Task details:
In the following material, identify every line holding the string "appalto" and return it.

Data lines:
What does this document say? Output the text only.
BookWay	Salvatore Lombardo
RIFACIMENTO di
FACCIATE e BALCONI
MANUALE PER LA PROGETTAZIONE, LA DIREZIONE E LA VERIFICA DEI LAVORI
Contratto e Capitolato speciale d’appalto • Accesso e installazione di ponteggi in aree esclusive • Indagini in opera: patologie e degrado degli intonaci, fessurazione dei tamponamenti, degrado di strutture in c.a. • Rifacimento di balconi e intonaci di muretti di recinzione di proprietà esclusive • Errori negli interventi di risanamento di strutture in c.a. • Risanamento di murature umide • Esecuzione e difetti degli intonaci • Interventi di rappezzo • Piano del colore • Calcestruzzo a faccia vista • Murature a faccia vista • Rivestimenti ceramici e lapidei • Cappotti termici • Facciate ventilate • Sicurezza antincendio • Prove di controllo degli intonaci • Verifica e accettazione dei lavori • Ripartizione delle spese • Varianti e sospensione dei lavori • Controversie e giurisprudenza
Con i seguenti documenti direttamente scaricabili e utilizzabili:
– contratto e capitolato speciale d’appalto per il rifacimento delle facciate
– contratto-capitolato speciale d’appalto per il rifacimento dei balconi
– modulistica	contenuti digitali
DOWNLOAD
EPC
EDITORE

Result for this task:
Contratto e Capitolato speciale d’appalto • Accesso e installazione di ponteggi in aree esclusive • Indagini in opera: patologie e degrado degli intonaci, fessurazione dei tamponamenti, degrado di strutture in c.a. • Rifacimento di balconi e intonaci di muretti di recinzione di proprietà esclusive • Errori negli interventi di risanamento di strutture in c.a. • Risanamento di murature umide • Esecuzione e difetti degli intonaci • Interventi di rappezzo • Piano del colore • Calcestruzzo a faccia vista • Murature a faccia vista • Rivestimenti ceramici e lapidei • Cappotti termici • Facciate ventilate • Sicurezza antincendio • Prove di controllo degli intonaci • Verifica e accettazione dei lavori • Ripartizione delle spese • Varianti e sospensione dei lavori • Controversie e giurisprudenza
– contratto e capitolato speciale d’appalto per il rifacimento delle facciate
– contratto-capitolato speciale d’appalto per il rifacimento dei balconi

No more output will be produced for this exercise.